#### DATA SUPPLIED:
########
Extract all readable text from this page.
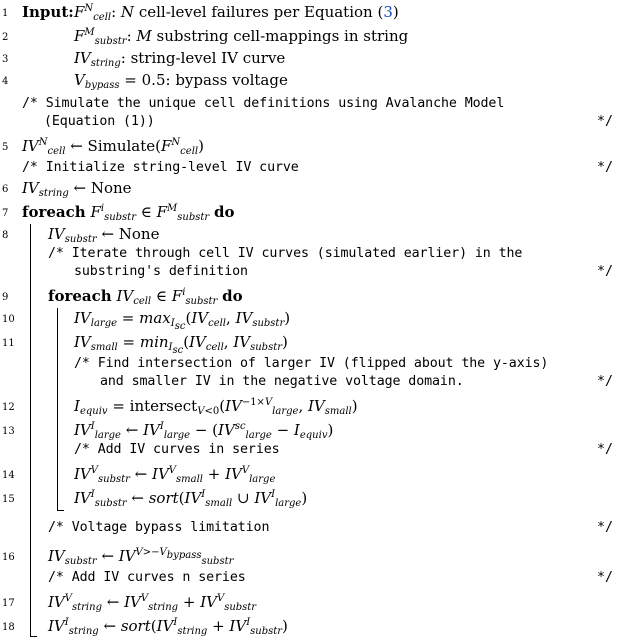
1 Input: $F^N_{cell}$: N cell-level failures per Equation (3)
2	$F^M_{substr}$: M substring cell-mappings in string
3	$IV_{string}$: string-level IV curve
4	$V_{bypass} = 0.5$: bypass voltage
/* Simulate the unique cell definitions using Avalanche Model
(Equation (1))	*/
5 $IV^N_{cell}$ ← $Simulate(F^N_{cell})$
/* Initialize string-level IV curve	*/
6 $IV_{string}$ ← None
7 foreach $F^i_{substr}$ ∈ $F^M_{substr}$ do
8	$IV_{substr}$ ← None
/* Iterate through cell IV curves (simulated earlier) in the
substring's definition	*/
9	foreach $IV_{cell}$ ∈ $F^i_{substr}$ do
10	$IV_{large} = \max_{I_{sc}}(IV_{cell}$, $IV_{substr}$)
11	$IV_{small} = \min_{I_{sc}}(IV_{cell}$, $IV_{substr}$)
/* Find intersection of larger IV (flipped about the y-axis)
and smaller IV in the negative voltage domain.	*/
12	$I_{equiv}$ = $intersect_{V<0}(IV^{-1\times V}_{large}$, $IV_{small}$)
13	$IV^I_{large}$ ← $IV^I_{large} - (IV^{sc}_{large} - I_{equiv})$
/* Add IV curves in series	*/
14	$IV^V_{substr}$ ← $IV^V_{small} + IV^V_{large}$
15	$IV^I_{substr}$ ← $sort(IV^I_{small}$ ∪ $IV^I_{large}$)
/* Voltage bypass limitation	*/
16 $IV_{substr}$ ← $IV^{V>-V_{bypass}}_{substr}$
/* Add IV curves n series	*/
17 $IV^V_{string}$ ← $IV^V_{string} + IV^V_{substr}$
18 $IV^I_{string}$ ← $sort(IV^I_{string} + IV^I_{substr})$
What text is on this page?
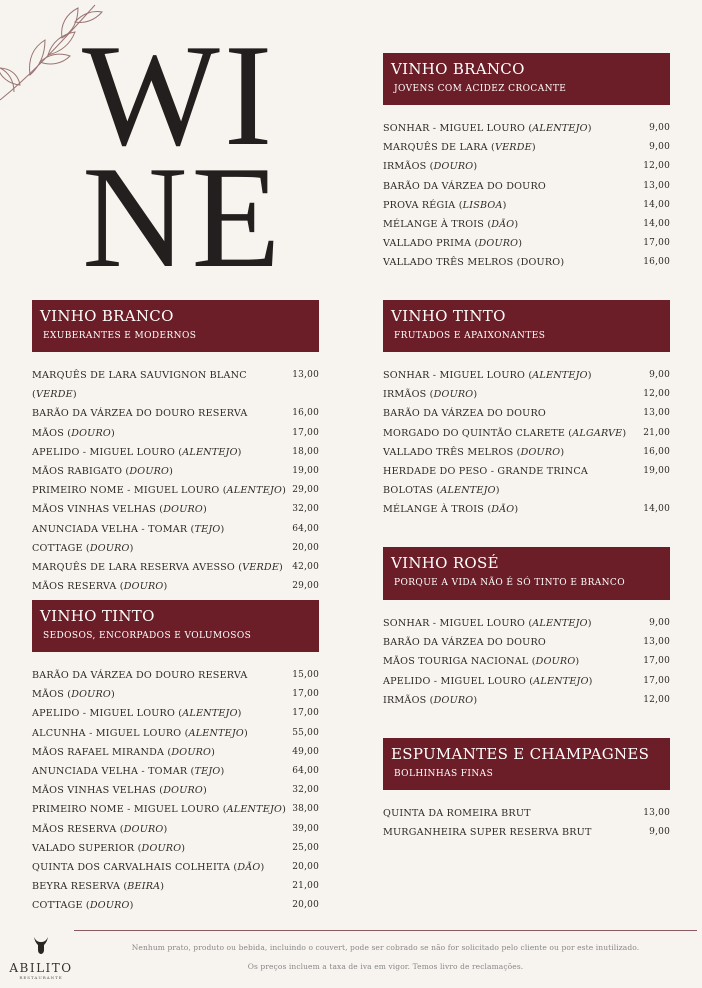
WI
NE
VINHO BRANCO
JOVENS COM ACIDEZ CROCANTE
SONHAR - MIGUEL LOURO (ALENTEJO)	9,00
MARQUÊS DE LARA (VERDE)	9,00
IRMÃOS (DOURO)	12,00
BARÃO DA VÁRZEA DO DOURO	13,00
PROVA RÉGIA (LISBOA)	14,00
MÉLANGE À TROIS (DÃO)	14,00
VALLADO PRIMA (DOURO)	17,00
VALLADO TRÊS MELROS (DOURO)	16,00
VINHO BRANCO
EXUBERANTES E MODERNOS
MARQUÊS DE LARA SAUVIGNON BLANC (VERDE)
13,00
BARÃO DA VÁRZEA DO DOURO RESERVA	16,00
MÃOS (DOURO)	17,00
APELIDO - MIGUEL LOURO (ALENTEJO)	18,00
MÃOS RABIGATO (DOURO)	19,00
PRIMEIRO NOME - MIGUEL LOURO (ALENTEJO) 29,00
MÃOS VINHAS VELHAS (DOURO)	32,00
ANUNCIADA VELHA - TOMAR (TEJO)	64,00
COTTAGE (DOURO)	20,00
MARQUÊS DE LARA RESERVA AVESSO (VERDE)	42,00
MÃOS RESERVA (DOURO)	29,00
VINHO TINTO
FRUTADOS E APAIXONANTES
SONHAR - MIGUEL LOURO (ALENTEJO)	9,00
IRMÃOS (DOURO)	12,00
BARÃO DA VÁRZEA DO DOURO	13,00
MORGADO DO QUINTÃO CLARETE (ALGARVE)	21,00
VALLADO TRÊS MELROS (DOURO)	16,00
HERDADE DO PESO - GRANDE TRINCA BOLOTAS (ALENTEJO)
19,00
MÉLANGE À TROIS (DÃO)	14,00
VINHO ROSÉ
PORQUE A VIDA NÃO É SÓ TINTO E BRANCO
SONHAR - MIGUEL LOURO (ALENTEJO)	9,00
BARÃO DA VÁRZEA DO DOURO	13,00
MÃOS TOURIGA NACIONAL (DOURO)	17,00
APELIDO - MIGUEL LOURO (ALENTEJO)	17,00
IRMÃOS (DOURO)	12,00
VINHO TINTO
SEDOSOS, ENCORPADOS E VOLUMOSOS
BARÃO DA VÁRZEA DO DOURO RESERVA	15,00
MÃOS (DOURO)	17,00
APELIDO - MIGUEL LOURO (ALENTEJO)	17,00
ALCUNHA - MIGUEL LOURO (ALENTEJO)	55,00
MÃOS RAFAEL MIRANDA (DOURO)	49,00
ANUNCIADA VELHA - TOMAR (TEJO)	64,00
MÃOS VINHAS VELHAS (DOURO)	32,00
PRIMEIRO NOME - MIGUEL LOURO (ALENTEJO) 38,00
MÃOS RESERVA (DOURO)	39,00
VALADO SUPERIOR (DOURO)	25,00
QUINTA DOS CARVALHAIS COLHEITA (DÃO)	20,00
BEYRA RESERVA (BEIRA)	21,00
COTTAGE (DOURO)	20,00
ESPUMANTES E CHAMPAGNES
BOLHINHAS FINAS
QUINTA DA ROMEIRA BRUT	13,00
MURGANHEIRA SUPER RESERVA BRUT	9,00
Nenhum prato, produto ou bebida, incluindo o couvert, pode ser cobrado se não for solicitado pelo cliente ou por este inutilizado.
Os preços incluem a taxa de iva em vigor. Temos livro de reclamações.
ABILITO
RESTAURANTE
########
#### TASK DETAILS:
Locate the lines above that hold the word "MARQUÊS". Show every one of them.

#### PROBLEM SOLUTION:
MARQUÊS DE LARA (VERDE)	9,00
MARQUÊS DE LARA SAUVIGNON BLANC (VERDE)
MARQUÊS DE LARA RESERVA AVESSO (VERDE)	42,00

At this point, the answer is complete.